**Material**.
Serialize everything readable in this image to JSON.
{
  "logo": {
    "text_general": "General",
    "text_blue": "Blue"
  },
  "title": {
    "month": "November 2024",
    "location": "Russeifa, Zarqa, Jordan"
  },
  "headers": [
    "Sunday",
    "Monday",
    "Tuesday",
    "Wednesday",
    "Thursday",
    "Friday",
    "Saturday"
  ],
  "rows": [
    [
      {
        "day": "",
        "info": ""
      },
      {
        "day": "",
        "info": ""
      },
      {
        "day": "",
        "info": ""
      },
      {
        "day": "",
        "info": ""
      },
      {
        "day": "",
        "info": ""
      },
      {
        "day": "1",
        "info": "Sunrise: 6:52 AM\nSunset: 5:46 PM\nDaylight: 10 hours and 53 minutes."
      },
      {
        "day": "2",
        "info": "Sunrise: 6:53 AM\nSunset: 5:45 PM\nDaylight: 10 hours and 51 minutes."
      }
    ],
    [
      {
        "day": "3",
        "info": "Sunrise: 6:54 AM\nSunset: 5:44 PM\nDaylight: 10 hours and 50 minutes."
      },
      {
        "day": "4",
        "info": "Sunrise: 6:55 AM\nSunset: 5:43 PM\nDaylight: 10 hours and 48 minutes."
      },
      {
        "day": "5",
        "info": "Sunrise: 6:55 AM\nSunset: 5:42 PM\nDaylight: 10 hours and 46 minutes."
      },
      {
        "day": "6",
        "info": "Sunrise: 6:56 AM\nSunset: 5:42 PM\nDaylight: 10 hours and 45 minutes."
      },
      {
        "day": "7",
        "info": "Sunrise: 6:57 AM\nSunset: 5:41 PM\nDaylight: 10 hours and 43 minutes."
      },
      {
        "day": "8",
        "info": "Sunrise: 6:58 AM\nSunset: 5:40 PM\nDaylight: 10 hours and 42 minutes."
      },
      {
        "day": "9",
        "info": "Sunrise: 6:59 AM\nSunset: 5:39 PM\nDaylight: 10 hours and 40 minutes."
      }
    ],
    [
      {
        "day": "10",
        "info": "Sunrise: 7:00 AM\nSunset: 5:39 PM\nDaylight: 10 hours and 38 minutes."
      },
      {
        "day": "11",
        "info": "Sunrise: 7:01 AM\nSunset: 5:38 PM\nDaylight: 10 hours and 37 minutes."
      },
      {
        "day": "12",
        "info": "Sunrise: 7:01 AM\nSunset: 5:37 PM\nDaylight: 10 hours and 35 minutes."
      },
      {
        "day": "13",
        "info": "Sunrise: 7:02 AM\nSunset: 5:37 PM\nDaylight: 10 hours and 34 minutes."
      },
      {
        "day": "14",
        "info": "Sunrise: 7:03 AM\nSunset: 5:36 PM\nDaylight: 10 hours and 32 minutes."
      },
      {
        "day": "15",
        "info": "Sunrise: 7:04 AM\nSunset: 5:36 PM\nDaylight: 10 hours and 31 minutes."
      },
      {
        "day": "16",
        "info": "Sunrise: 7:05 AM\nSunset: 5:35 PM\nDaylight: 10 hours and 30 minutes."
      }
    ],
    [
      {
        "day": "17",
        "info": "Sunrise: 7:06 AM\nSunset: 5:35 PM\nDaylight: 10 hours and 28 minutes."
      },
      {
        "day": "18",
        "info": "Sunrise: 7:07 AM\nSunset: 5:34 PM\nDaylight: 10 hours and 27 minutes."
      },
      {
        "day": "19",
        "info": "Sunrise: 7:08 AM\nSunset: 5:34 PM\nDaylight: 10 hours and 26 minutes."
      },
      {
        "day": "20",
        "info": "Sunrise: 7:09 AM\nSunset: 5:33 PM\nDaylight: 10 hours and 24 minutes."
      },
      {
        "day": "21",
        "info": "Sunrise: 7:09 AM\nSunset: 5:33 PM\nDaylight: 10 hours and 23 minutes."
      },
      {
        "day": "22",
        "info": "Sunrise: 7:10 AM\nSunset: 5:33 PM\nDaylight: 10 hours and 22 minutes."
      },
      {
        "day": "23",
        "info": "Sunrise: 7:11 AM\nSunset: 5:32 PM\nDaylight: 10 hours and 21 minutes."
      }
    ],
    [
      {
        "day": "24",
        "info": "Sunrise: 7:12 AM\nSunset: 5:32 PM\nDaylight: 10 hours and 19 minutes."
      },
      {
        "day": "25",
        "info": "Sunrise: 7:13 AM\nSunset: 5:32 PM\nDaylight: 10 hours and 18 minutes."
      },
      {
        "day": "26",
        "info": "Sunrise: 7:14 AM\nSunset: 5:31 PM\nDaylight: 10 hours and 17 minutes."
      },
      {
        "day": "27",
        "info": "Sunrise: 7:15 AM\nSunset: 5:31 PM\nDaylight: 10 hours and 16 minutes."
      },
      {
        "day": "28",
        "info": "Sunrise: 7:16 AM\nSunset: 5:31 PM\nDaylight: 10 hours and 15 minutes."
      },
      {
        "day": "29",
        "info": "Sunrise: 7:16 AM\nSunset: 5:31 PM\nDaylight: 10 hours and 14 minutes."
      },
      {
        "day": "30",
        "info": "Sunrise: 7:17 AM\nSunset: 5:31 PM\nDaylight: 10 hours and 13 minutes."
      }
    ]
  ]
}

**Problem to solve**. Every entry must be output again, exactly as written above.

**Solution to this exercise**.
Serialize everything readable in this image to JSON.
{
  "logo": {
    "text_general": "General",
    "text_blue": "Blue"
  },
  "title": {
    "month": "November 2024",
    "location": "Russeifa, Zarqa, Jordan"
  },
  "headers": [
    "Sunday",
    "Monday",
    "Tuesday",
    "Wednesday",
    "Thursday",
    "Friday",
    "Saturday"
  ],
  "rows": [
    [
      {
        "day": "",
        "info": ""
      },
      {
        "day": "",
        "info": ""
      },
      {
        "day": "",
        "info": ""
      },
      {
        "day": "",
        "info": ""
      },
      {
        "day": "",
        "info": ""
      },
      {
        "day": "1",
        "info": "Sunrise: 6:52 AM\nSunset: 5:46 PM\nDaylight: 10 hours and 53 minutes."
      },
      {
        "day": "2",
        "info": "Sunrise: 6:53 AM\nSunset: 5:45 PM\nDaylight: 10 hours and 51 minutes."
      }
    ],
    [
      {
        "day": "3",
        "info": "Sunrise: 6:54 AM\nSunset: 5:44 PM\nDaylight: 10 hours and 50 minutes."
      },
      {
        "day": "4",
        "info": "Sunrise: 6:55 AM\nSunset: 5:43 PM\nDaylight: 10 hours and 48 minutes."
      },
      {
        "day": "5",
        "info": "Sunrise: 6:55 AM\nSunset: 5:42 PM\nDaylight: 10 hours and 46 minutes."
      },
      {
        "day": "6",
        "info": "Sunrise: 6:56 AM\nSunset: 5:42 PM\nDaylight: 10 hours and 45 minutes."
      },
      {
        "day": "7",
        "info": "Sunrise: 6:57 AM\nSunset: 5:41 PM\nDaylight: 10 hours and 43 minutes."
      },
      {
        "day": "8",
        "info": "Sunrise: 6:58 AM\nSunset: 5:40 PM\nDaylight: 10 hours and 42 minutes."
      },
      {
        "day": "9",
        "info": "Sunrise: 6:59 AM\nSunset: 5:39 PM\nDaylight: 10 hours and 40 minutes."
      }
    ],
    [
      {
        "day": "10",
        "info": "Sunrise: 7:00 AM\nSunset: 5:39 PM\nDaylight: 10 hours and 38 minutes."
      },
      {
        "day": "11",
        "info": "Sunrise: 7:01 AM\nSunset: 5:38 PM\nDaylight: 10 hours and 37 minutes."
      },
      {
        "day": "12",
        "info": "Sunrise: 7:01 AM\nSunset: 5:37 PM\nDaylight: 10 hours and 35 minutes."
      },
      {
        "day": "13",
        "info": "Sunrise: 7:02 AM\nSunset: 5:37 PM\nDaylight: 10 hours and 34 minutes."
      },
      {
        "day": "14",
        "info": "Sunrise: 7:03 AM\nSunset: 5:36 PM\nDaylight: 10 hours and 32 minutes."
      },
      {
        "day": "15",
        "info": "Sunrise: 7:04 AM\nSunset: 5:36 PM\nDaylight: 10 hours and 31 minutes."
      },
      {
        "day": "16",
        "info": "Sunrise: 7:05 AM\nSunset: 5:35 PM\nDaylight: 10 hours and 30 minutes."
      }
    ],
    [
      {
        "day": "17",
        "info": "Sunrise: 7:06 AM\nSunset: 5:35 PM\nDaylight: 10 hours and 28 minutes."
      },
      {
        "day": "18",
        "info": "Sunrise: 7:07 AM\nSunset: 5:34 PM\nDaylight: 10 hours and 27 minutes."
      },
      {
        "day": "19",
        "info": "Sunrise: 7:08 AM\nSunset: 5:34 PM\nDaylight: 10 hours and 26 minutes."
      },
      {
        "day": "20",
        "info": "Sunrise: 7:09 AM\nSunset: 5:33 PM\nDaylight: 10 hours and 24 minutes."
      },
      {
        "day": "21",
        "info": "Sunrise: 7:09 AM\nSunset: 5:33 PM\nDaylight: 10 hours and 23 minutes."
      },
      {
        "day": "22",
        "info": "Sunrise: 7:10 AM\nSunset: 5:33 PM\nDaylight: 10 hours and 22 minutes."
      },
      {
        "day": "23",
        "info": "Sunrise: 7:11 AM\nSunset: 5:32 PM\nDaylight: 10 hours and 21 minutes."
      }
    ],
    [
      {
        "day": "24",
        "info": "Sunrise: 7:12 AM\nSunset: 5:32 PM\nDaylight: 10 hours and 19 minutes."
      },
      {
        "day": "25",
        "info": "Sunrise: 7:13 AM\nSunset: 5:32 PM\nDaylight: 10 hours and 18 minutes."
      },
      {
        "day": "26",
        "info": "Sunrise: 7:14 AM\nSunset: 5:31 PM\nDaylight: 10 hours and 17 minutes."
      },
      {
        "day": "27",
        "info": "Sunrise: 7:15 AM\nSunset: 5:31 PM\nDaylight: 10 hours and 16 minutes."
      },
      {
        "day": "28",
        "info": "Sunrise: 7:16 AM\nSunset: 5:31 PM\nDaylight: 10 hours and 15 minutes."
      },
      {
        "day": "29",
        "info": "Sunrise: 7:16 AM\nSunset: 5:31 PM\nDaylight: 10 hours and 14 minutes."
      },
      {
        "day": "30",
        "info": "Sunrise: 7:17 AM\nSunset: 5:31 PM\nDaylight: 10 hours and 13 minutes."
      }
    ]
  ]
}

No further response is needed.